━━━━━ Stored data ━━━━━

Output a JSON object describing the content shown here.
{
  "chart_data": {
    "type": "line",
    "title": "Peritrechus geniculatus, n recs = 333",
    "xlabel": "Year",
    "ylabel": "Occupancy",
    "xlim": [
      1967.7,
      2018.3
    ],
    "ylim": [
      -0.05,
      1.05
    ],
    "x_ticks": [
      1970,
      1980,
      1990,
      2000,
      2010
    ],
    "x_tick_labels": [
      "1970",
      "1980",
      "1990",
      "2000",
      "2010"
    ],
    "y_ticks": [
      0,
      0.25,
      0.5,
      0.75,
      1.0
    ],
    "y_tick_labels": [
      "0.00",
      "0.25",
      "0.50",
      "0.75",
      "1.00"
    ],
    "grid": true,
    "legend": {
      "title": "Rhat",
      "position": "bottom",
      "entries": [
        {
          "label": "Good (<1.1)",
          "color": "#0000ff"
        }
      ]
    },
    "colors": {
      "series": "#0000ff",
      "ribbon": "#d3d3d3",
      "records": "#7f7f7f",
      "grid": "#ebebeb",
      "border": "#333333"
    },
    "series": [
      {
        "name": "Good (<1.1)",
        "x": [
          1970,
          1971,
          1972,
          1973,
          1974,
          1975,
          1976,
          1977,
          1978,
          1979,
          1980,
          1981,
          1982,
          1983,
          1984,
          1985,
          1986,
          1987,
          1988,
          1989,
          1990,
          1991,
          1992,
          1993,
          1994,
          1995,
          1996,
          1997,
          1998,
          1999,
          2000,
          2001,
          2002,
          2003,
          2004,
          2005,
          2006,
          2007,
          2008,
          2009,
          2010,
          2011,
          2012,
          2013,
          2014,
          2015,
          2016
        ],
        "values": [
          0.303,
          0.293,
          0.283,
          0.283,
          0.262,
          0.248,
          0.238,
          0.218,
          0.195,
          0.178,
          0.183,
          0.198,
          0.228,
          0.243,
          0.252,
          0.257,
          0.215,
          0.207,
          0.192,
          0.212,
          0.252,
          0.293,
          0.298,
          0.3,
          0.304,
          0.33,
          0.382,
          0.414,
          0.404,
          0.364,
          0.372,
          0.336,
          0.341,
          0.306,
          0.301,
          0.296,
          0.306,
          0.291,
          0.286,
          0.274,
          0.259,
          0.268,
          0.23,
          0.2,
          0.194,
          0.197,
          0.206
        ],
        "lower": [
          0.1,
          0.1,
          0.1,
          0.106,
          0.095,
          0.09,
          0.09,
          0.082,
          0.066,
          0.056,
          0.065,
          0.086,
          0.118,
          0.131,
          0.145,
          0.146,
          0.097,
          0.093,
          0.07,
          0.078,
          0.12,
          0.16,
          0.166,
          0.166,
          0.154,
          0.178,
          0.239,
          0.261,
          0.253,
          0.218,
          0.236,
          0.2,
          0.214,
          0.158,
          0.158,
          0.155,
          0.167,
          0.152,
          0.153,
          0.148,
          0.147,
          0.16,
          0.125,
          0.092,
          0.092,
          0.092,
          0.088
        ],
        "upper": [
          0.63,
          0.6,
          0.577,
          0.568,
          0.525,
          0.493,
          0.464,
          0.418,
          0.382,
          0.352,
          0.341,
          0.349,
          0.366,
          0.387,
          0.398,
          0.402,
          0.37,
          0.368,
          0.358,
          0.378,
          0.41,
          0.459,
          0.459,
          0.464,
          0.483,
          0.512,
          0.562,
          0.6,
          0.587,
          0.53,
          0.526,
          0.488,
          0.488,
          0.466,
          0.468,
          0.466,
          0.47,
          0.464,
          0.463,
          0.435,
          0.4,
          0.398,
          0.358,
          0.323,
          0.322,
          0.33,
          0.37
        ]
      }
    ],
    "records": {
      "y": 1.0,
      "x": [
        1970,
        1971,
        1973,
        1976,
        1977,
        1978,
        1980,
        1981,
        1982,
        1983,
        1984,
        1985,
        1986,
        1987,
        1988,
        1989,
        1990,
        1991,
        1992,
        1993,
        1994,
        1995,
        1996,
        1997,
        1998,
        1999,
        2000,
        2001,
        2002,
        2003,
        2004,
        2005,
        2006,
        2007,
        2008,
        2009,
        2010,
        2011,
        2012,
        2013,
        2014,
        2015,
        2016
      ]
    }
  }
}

━━━━━

# Exercise details
Reproduce the records word for word.

# Problem solution
Output a JSON object describing the content shown here.
{
  "chart_data": {
    "type": "line",
    "title": "Peritrechus geniculatus, n recs = 333",
    "xlabel": "Year",
    "ylabel": "Occupancy",
    "xlim": [
      1967.7,
      2018.3
    ],
    "ylim": [
      -0.05,
      1.05
    ],
    "x_ticks": [
      1970,
      1980,
      1990,
      2000,
      2010
    ],
    "x_tick_labels": [
      "1970",
      "1980",
      "1990",
      "2000",
      "2010"
    ],
    "y_ticks": [
      0,
      0.25,
      0.5,
      0.75,
      1.0
    ],
    "y_tick_labels": [
      "0.00",
      "0.25",
      "0.50",
      "0.75",
      "1.00"
    ],
    "grid": true,
    "legend": {
      "title": "Rhat",
      "position": "bottom",
      "entries": [
        {
          "label": "Good (<1.1)",
          "color": "#0000ff"
        }
      ]
    },
    "colors": {
      "series": "#0000ff",
      "ribbon": "#d3d3d3",
      "records": "#7f7f7f",
      "grid": "#ebebeb",
      "border": "#333333"
    },
    "series": [
      {
        "name": "Good (<1.1)",
        "x": [
          1970,
          1971,
          1972,
          1973,
          1974,
          1975,
          1976,
          1977,
          1978,
          1979,
          1980,
          1981,
          1982,
          1983,
          1984,
          1985,
          1986,
          1987,
          1988,
          1989,
          1990,
          1991,
          1992,
          1993,
          1994,
          1995,
          1996,
          1997,
          1998,
          1999,
          2000,
          2001,
          2002,
          2003,
          2004,
          2005,
          2006,
          2007,
          2008,
          2009,
          2010,
          2011,
          2012,
          2013,
          2014,
          2015,
          2016
        ],
        "values": [
          0.303,
          0.293,
          0.283,
          0.283,
          0.262,
          0.248,
          0.238,
          0.218,
          0.195,
          0.178,
          0.183,
          0.198,
          0.228,
          0.243,
          0.252,
          0.257,
          0.215,
          0.207,
          0.192,
          0.212,
          0.252,
          0.293,
          0.298,
          0.3,
          0.304,
          0.33,
          0.382,
          0.414,
          0.404,
          0.364,
          0.372,
          0.336,
          0.341,
          0.306,
          0.301,
          0.296,
          0.306,
          0.291,
          0.286,
          0.274,
          0.259,
          0.268,
          0.23,
          0.2,
          0.194,
          0.197,
          0.206
        ],
        "lower": [
          0.1,
          0.1,
          0.1,
          0.106,
          0.095,
          0.09,
          0.09,
          0.082,
          0.066,
          0.056,
          0.065,
          0.086,
          0.118,
          0.131,
          0.145,
          0.146,
          0.097,
          0.093,
          0.07,
          0.078,
          0.12,
          0.16,
          0.166,
          0.166,
          0.154,
          0.178,
          0.239,
          0.261,
          0.253,
          0.218,
          0.236,
          0.2,
          0.214,
          0.158,
          0.158,
          0.155,
          0.167,
          0.152,
          0.153,
          0.148,
          0.147,
          0.16,
          0.125,
          0.092,
          0.092,
          0.092,
          0.088
        ],
        "upper": [
          0.63,
          0.6,
          0.577,
          0.568,
          0.525,
          0.493,
          0.464,
          0.418,
          0.382,
          0.352,
          0.341,
          0.349,
          0.366,
          0.387,
          0.398,
          0.402,
          0.37,
          0.368,
          0.358,
          0.378,
          0.41,
          0.459,
          0.459,
          0.464,
          0.483,
          0.512,
          0.562,
          0.6,
          0.587,
          0.53,
          0.526,
          0.488,
          0.488,
          0.466,
          0.468,
          0.466,
          0.47,
          0.464,
          0.463,
          0.435,
          0.4,
          0.398,
          0.358,
          0.323,
          0.322,
          0.33,
          0.37
        ]
      }
    ],
    "records": {
      "y": 1.0,
      "x": [
        1970,
        1971,
        1973,
        1976,
        1977,
        1978,
        1980,
        1981,
        1982,
        1983,
        1984,
        1985,
        1986,
        1987,
        1988,
        1989,
        1990,
        1991,
        1992,
        1993,
        1994,
        1995,
        1996,
        1997,
        1998,
        1999,
        2000,
        2001,
        2002,
        2003,
        2004,
        2005,
        2006,
        2007,
        2008,
        2009,
        2010,
        2011,
        2012,
        2013,
        2014,
        2015,
        2016
      ]
    }
  }
}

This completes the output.